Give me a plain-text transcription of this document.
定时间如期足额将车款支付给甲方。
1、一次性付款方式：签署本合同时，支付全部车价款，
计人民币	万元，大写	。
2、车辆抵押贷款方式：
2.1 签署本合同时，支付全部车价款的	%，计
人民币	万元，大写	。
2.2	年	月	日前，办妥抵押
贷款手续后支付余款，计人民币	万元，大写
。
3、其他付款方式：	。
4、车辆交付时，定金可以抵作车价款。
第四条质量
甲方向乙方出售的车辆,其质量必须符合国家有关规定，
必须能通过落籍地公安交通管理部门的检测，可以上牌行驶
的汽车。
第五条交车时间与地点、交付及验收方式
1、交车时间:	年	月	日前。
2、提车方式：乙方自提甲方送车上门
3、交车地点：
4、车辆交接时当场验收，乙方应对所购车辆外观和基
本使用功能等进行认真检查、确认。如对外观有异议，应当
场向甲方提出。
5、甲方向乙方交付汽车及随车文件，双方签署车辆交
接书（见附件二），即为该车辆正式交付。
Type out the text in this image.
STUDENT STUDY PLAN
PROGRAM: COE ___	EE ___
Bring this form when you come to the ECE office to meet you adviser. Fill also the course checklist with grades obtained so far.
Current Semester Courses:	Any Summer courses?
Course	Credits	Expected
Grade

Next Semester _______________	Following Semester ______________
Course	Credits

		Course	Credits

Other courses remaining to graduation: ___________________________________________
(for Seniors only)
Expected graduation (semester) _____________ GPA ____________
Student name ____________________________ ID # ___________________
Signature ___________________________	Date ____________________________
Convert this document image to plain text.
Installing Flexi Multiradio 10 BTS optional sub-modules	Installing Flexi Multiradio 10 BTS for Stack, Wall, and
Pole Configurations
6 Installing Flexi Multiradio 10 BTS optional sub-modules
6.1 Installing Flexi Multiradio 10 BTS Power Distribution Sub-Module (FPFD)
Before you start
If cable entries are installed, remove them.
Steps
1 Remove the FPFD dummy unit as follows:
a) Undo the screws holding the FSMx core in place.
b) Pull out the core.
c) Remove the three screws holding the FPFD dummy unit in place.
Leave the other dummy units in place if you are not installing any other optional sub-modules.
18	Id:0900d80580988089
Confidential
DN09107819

§ **TASK REQUIREMENTS**
Copy out every line holding the string "Flexi".

§ **REPLY**
Installing Flexi Multiradio 10 BTS optional sub-modules	Installing Flexi Multiradio 10 BTS for Stack, Wall, and
6 Installing Flexi Multiradio 10 BTS optional sub-modules
6.1 Installing Flexi Multiradio 10 BTS Power Distribution Sub-Module (FPFD)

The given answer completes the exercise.